(Saved data entries)
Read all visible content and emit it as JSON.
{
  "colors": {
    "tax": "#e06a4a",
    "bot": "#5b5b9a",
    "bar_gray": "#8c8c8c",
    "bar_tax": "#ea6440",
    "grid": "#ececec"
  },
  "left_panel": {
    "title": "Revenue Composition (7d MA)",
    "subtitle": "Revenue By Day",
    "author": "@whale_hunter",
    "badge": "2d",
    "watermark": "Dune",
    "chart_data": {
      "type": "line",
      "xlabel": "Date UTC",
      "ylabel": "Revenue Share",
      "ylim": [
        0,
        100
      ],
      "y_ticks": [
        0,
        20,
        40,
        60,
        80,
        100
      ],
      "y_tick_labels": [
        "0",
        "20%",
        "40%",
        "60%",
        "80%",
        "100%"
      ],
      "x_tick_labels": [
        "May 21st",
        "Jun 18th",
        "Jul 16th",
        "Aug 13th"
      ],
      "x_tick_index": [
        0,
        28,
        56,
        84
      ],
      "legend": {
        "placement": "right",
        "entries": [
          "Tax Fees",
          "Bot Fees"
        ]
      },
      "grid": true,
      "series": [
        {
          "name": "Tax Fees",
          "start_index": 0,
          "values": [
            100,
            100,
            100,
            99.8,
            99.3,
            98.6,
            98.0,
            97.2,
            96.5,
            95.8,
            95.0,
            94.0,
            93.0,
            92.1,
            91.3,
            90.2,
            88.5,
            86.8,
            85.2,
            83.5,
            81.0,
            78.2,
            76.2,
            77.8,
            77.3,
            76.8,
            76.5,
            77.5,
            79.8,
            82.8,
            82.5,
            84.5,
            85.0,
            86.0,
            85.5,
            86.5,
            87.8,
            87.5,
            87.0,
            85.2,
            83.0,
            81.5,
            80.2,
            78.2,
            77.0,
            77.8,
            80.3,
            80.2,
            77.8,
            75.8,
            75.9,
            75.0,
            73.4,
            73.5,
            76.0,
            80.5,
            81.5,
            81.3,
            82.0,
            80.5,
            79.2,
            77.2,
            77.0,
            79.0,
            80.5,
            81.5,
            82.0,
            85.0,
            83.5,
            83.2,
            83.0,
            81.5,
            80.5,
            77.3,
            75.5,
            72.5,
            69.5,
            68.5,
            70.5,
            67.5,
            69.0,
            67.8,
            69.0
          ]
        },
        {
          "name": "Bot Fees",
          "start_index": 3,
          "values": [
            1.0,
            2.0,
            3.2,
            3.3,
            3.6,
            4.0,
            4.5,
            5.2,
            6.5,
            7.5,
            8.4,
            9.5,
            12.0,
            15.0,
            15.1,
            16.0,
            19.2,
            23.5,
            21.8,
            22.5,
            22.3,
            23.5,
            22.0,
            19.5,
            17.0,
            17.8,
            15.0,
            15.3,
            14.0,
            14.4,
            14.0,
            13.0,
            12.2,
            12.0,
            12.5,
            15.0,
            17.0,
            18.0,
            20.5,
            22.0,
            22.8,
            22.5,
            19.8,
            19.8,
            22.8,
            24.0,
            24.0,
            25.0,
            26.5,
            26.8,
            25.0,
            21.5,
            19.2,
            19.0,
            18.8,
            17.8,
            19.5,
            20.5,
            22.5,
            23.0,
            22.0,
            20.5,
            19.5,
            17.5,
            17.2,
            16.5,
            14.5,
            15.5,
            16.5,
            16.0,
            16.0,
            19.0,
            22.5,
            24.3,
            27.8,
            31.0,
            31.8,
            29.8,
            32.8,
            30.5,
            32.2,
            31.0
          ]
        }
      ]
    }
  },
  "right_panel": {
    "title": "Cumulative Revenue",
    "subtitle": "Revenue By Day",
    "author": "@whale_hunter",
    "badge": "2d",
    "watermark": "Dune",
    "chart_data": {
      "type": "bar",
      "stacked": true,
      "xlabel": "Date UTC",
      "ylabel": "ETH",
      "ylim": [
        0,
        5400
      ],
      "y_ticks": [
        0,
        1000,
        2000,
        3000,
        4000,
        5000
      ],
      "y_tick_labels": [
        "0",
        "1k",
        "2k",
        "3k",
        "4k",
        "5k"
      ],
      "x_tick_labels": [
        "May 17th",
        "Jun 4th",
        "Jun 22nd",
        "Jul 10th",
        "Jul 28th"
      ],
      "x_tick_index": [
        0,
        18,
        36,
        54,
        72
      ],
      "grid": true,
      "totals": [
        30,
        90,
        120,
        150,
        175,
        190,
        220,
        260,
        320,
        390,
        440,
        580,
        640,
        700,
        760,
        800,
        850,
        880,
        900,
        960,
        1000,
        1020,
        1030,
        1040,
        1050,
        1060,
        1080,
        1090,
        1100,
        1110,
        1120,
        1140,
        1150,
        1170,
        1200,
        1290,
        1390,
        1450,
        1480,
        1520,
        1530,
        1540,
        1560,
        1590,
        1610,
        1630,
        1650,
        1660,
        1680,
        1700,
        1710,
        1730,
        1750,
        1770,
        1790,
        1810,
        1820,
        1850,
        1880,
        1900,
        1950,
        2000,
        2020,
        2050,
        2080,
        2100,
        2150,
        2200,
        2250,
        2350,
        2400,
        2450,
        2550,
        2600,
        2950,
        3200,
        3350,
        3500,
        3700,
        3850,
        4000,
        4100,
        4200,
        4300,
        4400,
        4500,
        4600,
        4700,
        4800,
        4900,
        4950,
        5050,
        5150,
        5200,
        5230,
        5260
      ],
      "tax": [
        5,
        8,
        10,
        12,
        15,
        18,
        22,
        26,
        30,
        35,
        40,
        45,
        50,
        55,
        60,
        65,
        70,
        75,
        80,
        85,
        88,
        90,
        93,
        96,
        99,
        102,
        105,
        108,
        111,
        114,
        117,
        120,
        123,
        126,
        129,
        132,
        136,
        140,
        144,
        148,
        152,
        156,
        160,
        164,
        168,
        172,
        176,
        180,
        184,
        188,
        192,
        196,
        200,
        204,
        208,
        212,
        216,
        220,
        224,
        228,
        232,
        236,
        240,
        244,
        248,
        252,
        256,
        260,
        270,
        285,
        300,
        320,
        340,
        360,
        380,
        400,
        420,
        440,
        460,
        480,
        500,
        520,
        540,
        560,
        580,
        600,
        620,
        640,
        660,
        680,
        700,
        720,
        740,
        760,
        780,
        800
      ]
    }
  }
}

[JOB] Write out the data again, exactly and in full.

[FINISHED EXERCISE]
Read all visible content and emit it as JSON.
{
  "colors": {
    "tax": "#e06a4a",
    "bot": "#5b5b9a",
    "bar_gray": "#8c8c8c",
    "bar_tax": "#ea6440",
    "grid": "#ececec"
  },
  "left_panel": {
    "title": "Revenue Composition (7d MA)",
    "subtitle": "Revenue By Day",
    "author": "@whale_hunter",
    "badge": "2d",
    "watermark": "Dune",
    "chart_data": {
      "type": "line",
      "xlabel": "Date UTC",
      "ylabel": "Revenue Share",
      "ylim": [
        0,
        100
      ],
      "y_ticks": [
        0,
        20,
        40,
        60,
        80,
        100
      ],
      "y_tick_labels": [
        "0",
        "20%",
        "40%",
        "60%",
        "80%",
        "100%"
      ],
      "x_tick_labels": [
        "May 21st",
        "Jun 18th",
        "Jul 16th",
        "Aug 13th"
      ],
      "x_tick_index": [
        0,
        28,
        56,
        84
      ],
      "legend": {
        "placement": "right",
        "entries": [
          "Tax Fees",
          "Bot Fees"
        ]
      },
      "grid": true,
      "series": [
        {
          "name": "Tax Fees",
          "start_index": 0,
          "values": [
            100,
            100,
            100,
            99.8,
            99.3,
            98.6,
            98.0,
            97.2,
            96.5,
            95.8,
            95.0,
            94.0,
            93.0,
            92.1,
            91.3,
            90.2,
            88.5,
            86.8,
            85.2,
            83.5,
            81.0,
            78.2,
            76.2,
            77.8,
            77.3,
            76.8,
            76.5,
            77.5,
            79.8,
            82.8,
            82.5,
            84.5,
            85.0,
            86.0,
            85.5,
            86.5,
            87.8,
            87.5,
            87.0,
            85.2,
            83.0,
            81.5,
            80.2,
            78.2,
            77.0,
            77.8,
            80.3,
            80.2,
            77.8,
            75.8,
            75.9,
            75.0,
            73.4,
            73.5,
            76.0,
            80.5,
            81.5,
            81.3,
            82.0,
            80.5,
            79.2,
            77.2,
            77.0,
            79.0,
            80.5,
            81.5,
            82.0,
            85.0,
            83.5,
            83.2,
            83.0,
            81.5,
            80.5,
            77.3,
            75.5,
            72.5,
            69.5,
            68.5,
            70.5,
            67.5,
            69.0,
            67.8,
            69.0
          ]
        },
        {
          "name": "Bot Fees",
          "start_index": 3,
          "values": [
            1.0,
            2.0,
            3.2,
            3.3,
            3.6,
            4.0,
            4.5,
            5.2,
            6.5,
            7.5,
            8.4,
            9.5,
            12.0,
            15.0,
            15.1,
            16.0,
            19.2,
            23.5,
            21.8,
            22.5,
            22.3,
            23.5,
            22.0,
            19.5,
            17.0,
            17.8,
            15.0,
            15.3,
            14.0,
            14.4,
            14.0,
            13.0,
            12.2,
            12.0,
            12.5,
            15.0,
            17.0,
            18.0,
            20.5,
            22.0,
            22.8,
            22.5,
            19.8,
            19.8,
            22.8,
            24.0,
            24.0,
            25.0,
            26.5,
            26.8,
            25.0,
            21.5,
            19.2,
            19.0,
            18.8,
            17.8,
            19.5,
            20.5,
            22.5,
            23.0,
            22.0,
            20.5,
            19.5,
            17.5,
            17.2,
            16.5,
            14.5,
            15.5,
            16.5,
            16.0,
            16.0,
            19.0,
            22.5,
            24.3,
            27.8,
            31.0,
            31.8,
            29.8,
            32.8,
            30.5,
            32.2,
            31.0
          ]
        }
      ]
    }
  },
  "right_panel": {
    "title": "Cumulative Revenue",
    "subtitle": "Revenue By Day",
    "author": "@whale_hunter",
    "badge": "2d",
    "watermark": "Dune",
    "chart_data": {
      "type": "bar",
      "stacked": true,
      "xlabel": "Date UTC",
      "ylabel": "ETH",
      "ylim": [
        0,
        5400
      ],
      "y_ticks": [
        0,
        1000,
        2000,
        3000,
        4000,
        5000
      ],
      "y_tick_labels": [
        "0",
        "1k",
        "2k",
        "3k",
        "4k",
        "5k"
      ],
      "x_tick_labels": [
        "May 17th",
        "Jun 4th",
        "Jun 22nd",
        "Jul 10th",
        "Jul 28th"
      ],
      "x_tick_index": [
        0,
        18,
        36,
        54,
        72
      ],
      "grid": true,
      "totals": [
        30,
        90,
        120,
        150,
        175,
        190,
        220,
        260,
        320,
        390,
        440,
        580,
        640,
        700,
        760,
        800,
        850,
        880,
        900,
        960,
        1000,
        1020,
        1030,
        1040,
        1050,
        1060,
        1080,
        1090,
        1100,
        1110,
        1120,
        1140,
        1150,
        1170,
        1200,
        1290,
        1390,
        1450,
        1480,
        1520,
        1530,
        1540,
        1560,
        1590,
        1610,
        1630,
        1650,
        1660,
        1680,
        1700,
        1710,
        1730,
        1750,
        1770,
        1790,
        1810,
        1820,
        1850,
        1880,
        1900,
        1950,
        2000,
        2020,
        2050,
        2080,
        2100,
        2150,
        2200,
        2250,
        2350,
        2400,
        2450,
        2550,
        2600,
        2950,
        3200,
        3350,
        3500,
        3700,
        3850,
        4000,
        4100,
        4200,
        4300,
        4400,
        4500,
        4600,
        4700,
        4800,
        4900,
        4950,
        5050,
        5150,
        5200,
        5230,
        5260
      ],
      "tax": [
        5,
        8,
        10,
        12,
        15,
        18,
        22,
        26,
        30,
        35,
        40,
        45,
        50,
        55,
        60,
        65,
        70,
        75,
        80,
        85,
        88,
        90,
        93,
        96,
        99,
        102,
        105,
        108,
        111,
        114,
        117,
        120,
        123,
        126,
        129,
        132,
        136,
        140,
        144,
        148,
        152,
        156,
        160,
        164,
        168,
        172,
        176,
        180,
        184,
        188,
        192,
        196,
        200,
        204,
        208,
        212,
        216,
        220,
        224,
        228,
        232,
        236,
        240,
        244,
        248,
        252,
        256,
        260,
        270,
        285,
        300,
        320,
        340,
        360,
        380,
        400,
        420,
        440,
        460,
        480,
        500,
        520,
        540,
        560,
        580,
        600,
        620,
        640,
        660,
        680,
        700,
        720,
        740,
        760,
        780,
        800
      ]
    }
  }
}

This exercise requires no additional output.